## ITEMS
* * *

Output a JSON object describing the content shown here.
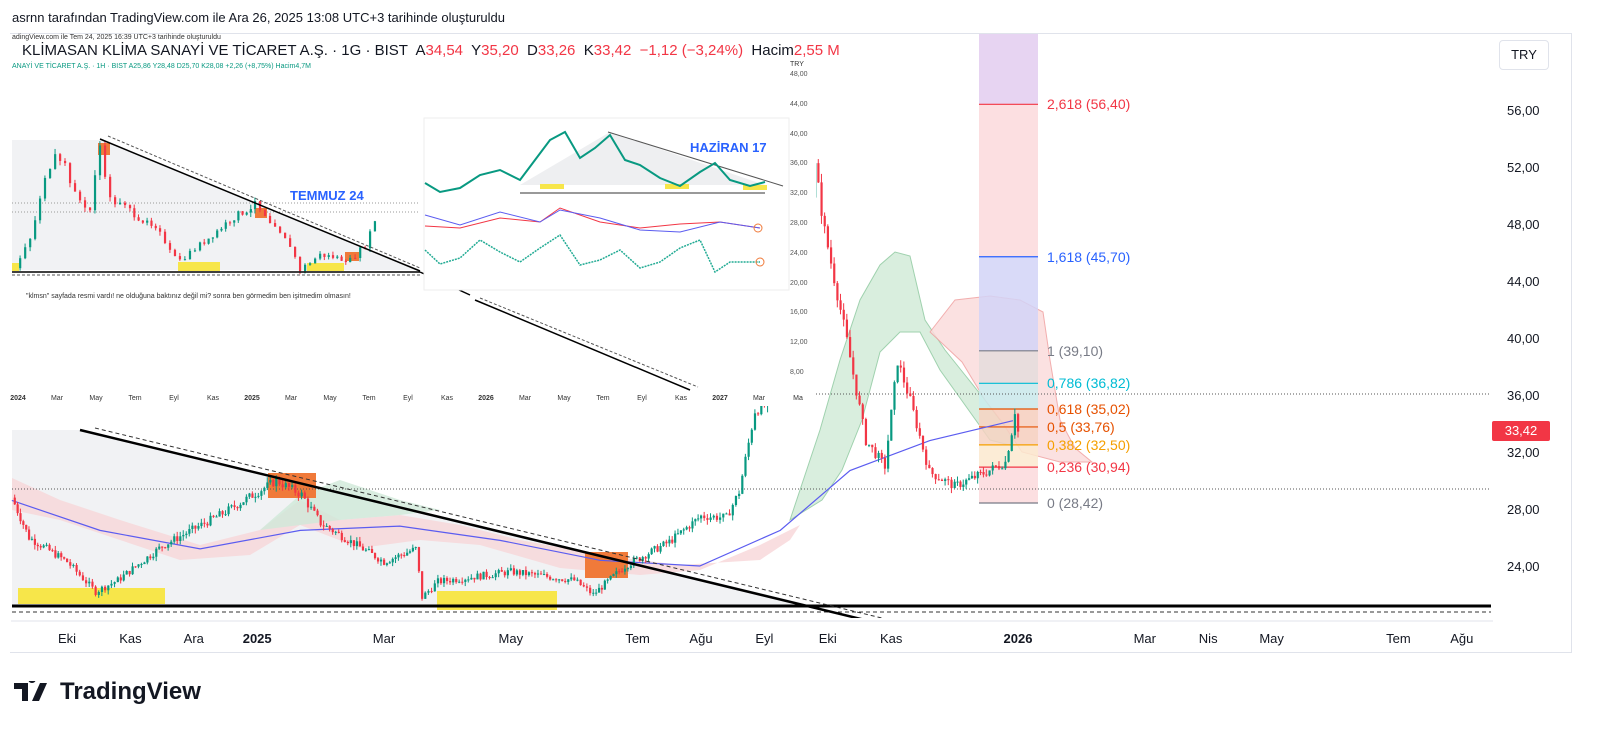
{
  "page_note": "asrnn tarafından TradingView.com ile Ara 26, 2025 13:08 UTC+3 tarihinde oluşturuldu",
  "header": {
    "symbol": "KLİMASAN KLİMA SANAYİ VE TİCARET A.Ş. · 1G · BIST",
    "o_label": "A",
    "o": "34,54",
    "h_label": "Y",
    "h": "35,20",
    "l_label": "D",
    "l": "33,26",
    "c_label": "K",
    "c": "33,42",
    "change": "−1,12 (−3,24%)",
    "vol_label": "Hacim",
    "vol": "2,55 M"
  },
  "currency_button": "TRY",
  "last_price": "33,42",
  "logo": "TradingView",
  "colors": {
    "up": "#089981",
    "down": "#f23645",
    "ma": "#5b5cf0",
    "accent": "#2962ff"
  },
  "chart_data": {
    "type": "candlestick",
    "title": "KLİMASAN KLİMA SANAYİ VE TİCARET A.Ş. · 1G · BIST",
    "y_ticks": [
      "56,00",
      "52,00",
      "48,00",
      "44,00",
      "40,00",
      "36,00",
      "32,00",
      "28,00",
      "24,00"
    ],
    "y_tick_values": [
      56,
      52,
      48,
      44,
      40,
      36,
      32,
      28,
      24
    ],
    "x_ticks": [
      {
        "label": "Eki",
        "t": 0
      },
      {
        "label": "Kas",
        "t": 1
      },
      {
        "label": "Ara",
        "t": 2
      },
      {
        "label": "2025",
        "t": 3,
        "bold": true
      },
      {
        "label": "Mar",
        "t": 5
      },
      {
        "label": "May",
        "t": 7
      },
      {
        "label": "Tem",
        "t": 9
      },
      {
        "label": "Ağu",
        "t": 10
      },
      {
        "label": "Eyl",
        "t": 11
      },
      {
        "label": "Eki",
        "t": 12
      },
      {
        "label": "Kas",
        "t": 13
      },
      {
        "label": "2026",
        "t": 15,
        "bold": true
      },
      {
        "label": "Mar",
        "t": 17
      },
      {
        "label": "Nis",
        "t": 18
      },
      {
        "label": "May",
        "t": 19
      },
      {
        "label": "Tem",
        "t": 21
      },
      {
        "label": "Ağu",
        "t": 22
      }
    ],
    "time_unit": "months since Oct 2024",
    "price_path": [
      [
        -0.87,
        28.8
      ],
      [
        -0.6,
        26
      ],
      [
        0,
        24.3
      ],
      [
        0.45,
        22.2
      ],
      [
        0.8,
        23
      ],
      [
        1.5,
        25.4
      ],
      [
        2.5,
        27.8
      ],
      [
        3.3,
        30
      ],
      [
        3.7,
        29
      ],
      [
        4,
        27
      ],
      [
        5,
        24.3
      ],
      [
        5.5,
        25.2
      ],
      [
        5.6,
        21.8
      ],
      [
        5.85,
        22.9
      ],
      [
        7,
        23.6
      ],
      [
        8,
        23
      ],
      [
        8.3,
        22
      ],
      [
        8.8,
        24
      ],
      [
        9.5,
        25.7
      ],
      [
        10,
        27.5
      ],
      [
        10.4,
        27.4
      ],
      [
        10.6,
        29.2
      ],
      [
        10.85,
        34.9
      ],
      [
        11.1,
        35.5
      ],
      [
        11.3,
        37.5
      ],
      [
        11.55,
        42.6
      ],
      [
        11.8,
        52
      ],
      [
        11.95,
        47.5
      ],
      [
        12.3,
        39.8
      ],
      [
        12.6,
        32.8
      ],
      [
        12.9,
        31
      ],
      [
        13.1,
        38.4
      ],
      [
        13.3,
        35.6
      ],
      [
        13.6,
        30.6
      ],
      [
        14,
        29.6
      ],
      [
        14.5,
        30.6
      ],
      [
        14.8,
        31.3
      ],
      [
        14.9,
        33.4
      ],
      [
        14.95,
        34.9
      ],
      [
        15,
        33.42
      ]
    ],
    "ma_path": [
      [
        -0.87,
        28.6
      ],
      [
        0.52,
        26.5
      ],
      [
        2.1,
        25.2
      ],
      [
        3.68,
        26.5
      ],
      [
        5.25,
        26.8
      ],
      [
        6.83,
        25.8
      ],
      [
        8.41,
        24.4
      ],
      [
        9.98,
        24
      ],
      [
        11.25,
        26.5
      ],
      [
        12.35,
        30.7
      ],
      [
        13.61,
        32.8
      ],
      [
        14.92,
        34.2
      ]
    ],
    "support": 21.5,
    "fibonacci": [
      {
        "level": "2,618",
        "price": 56.4,
        "label": "2,618 (56,40)",
        "color": "#f23645",
        "fill": "#fbd9dc"
      },
      {
        "level": "1,618",
        "price": 45.7,
        "label": "1,618 (45,70)",
        "color": "#2962ff",
        "fill": "#fbd9dc"
      },
      {
        "level": "1",
        "price": 39.1,
        "label": "1 (39,10)",
        "color": "#787b86",
        "fill": "#d2d4f7"
      },
      {
        "level": "0,786",
        "price": 36.82,
        "label": "0,786 (36,82)",
        "color": "#00bcd4",
        "fill": "#e4dcdc"
      },
      {
        "level": "0,618",
        "price": 35.02,
        "label": "0,618 (35,02)",
        "color": "#e65100",
        "fill": "#c9ecee"
      },
      {
        "level": "0,5",
        "price": 33.76,
        "label": "0,5 (33,76)",
        "color": "#e65100",
        "fill": "#f6d2c2"
      },
      {
        "level": "0,382",
        "price": 32.5,
        "label": "0,382 (32,50)",
        "color": "#f59f00",
        "fill": "#f6d2c2"
      },
      {
        "level": "0,236",
        "price": 30.94,
        "label": "0,236 (30,94)",
        "color": "#f23645",
        "fill": "#fbe9cf"
      },
      {
        "level": "0",
        "price": 28.42,
        "label": "0 (28,42)",
        "color": "#787b86",
        "fill": "#fbd9dc"
      }
    ],
    "fib_top_price": 62.6,
    "inset": {
      "note": "adingView.com ile Tem 24, 2025 16:39 UTC+3 tarihinde oluşturuldu",
      "legend": "ANAYİ VE TİCARET A.Ş. · 1H · BIST  A25,86 Y28,48 D25,70 K28,08 +2,26 (+8,75%) Hacim4,7M",
      "tag": "TEMMUZ 24",
      "caption": "\"klmsn\" sayfada resmi vardı! ne olduğuna baktınız değil mi? sonra ben görmedim ben işitmedim olmasın!",
      "currency": "TRY",
      "y_ticks": [
        "48,00",
        "44,00",
        "40,00",
        "36,00",
        "32,00",
        "28,00",
        "24,00",
        "20,00",
        "16,00",
        "12,00",
        "8,00"
      ],
      "x_ticks": [
        "2024",
        "Mar",
        "May",
        "Tem",
        "Eyl",
        "Kas",
        "2025",
        "Mar",
        "May",
        "Tem",
        "Eyl",
        "Kas",
        "2026",
        "Mar",
        "May",
        "Tem",
        "Eyl",
        "Kas",
        "2027",
        "Mar",
        "Ma"
      ],
      "price_path": [
        [
          -0.15,
          21.8
        ],
        [
          0.62,
          25.6
        ],
        [
          1.38,
          33.6
        ],
        [
          1.9,
          37.7
        ],
        [
          2.41,
          35.7
        ],
        [
          2.92,
          31.6
        ],
        [
          3.69,
          29.6
        ],
        [
          4.2,
          38.3
        ],
        [
          4.72,
          31
        ],
        [
          5.74,
          29.6
        ],
        [
          7.28,
          26.3
        ],
        [
          8.3,
          22.9
        ],
        [
          9.33,
          24.9
        ],
        [
          10.87,
          28.3
        ],
        [
          12.15,
          30.3
        ],
        [
          12.92,
          27.6
        ],
        [
          13.95,
          24.9
        ],
        [
          14.46,
          21.6
        ],
        [
          15.49,
          23.6
        ],
        [
          17.03,
          22.9
        ],
        [
          17.8,
          24.9
        ],
        [
          18.3,
          28.3
        ]
      ],
      "nested_tag": "HAZİRAN 17"
    }
  }
}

* * *

Which lines contain "KLİMA"? Copy each of them.

## EXERCISE OUTPUT
    "symbol": "KLİMASAN KLİMA SANAYİ VE TİCARET A.Ş. · 1G · BIST",
    "title": "KLİMASAN KLİMA SANAYİ VE TİCARET A.Ş. · 1G · BIST",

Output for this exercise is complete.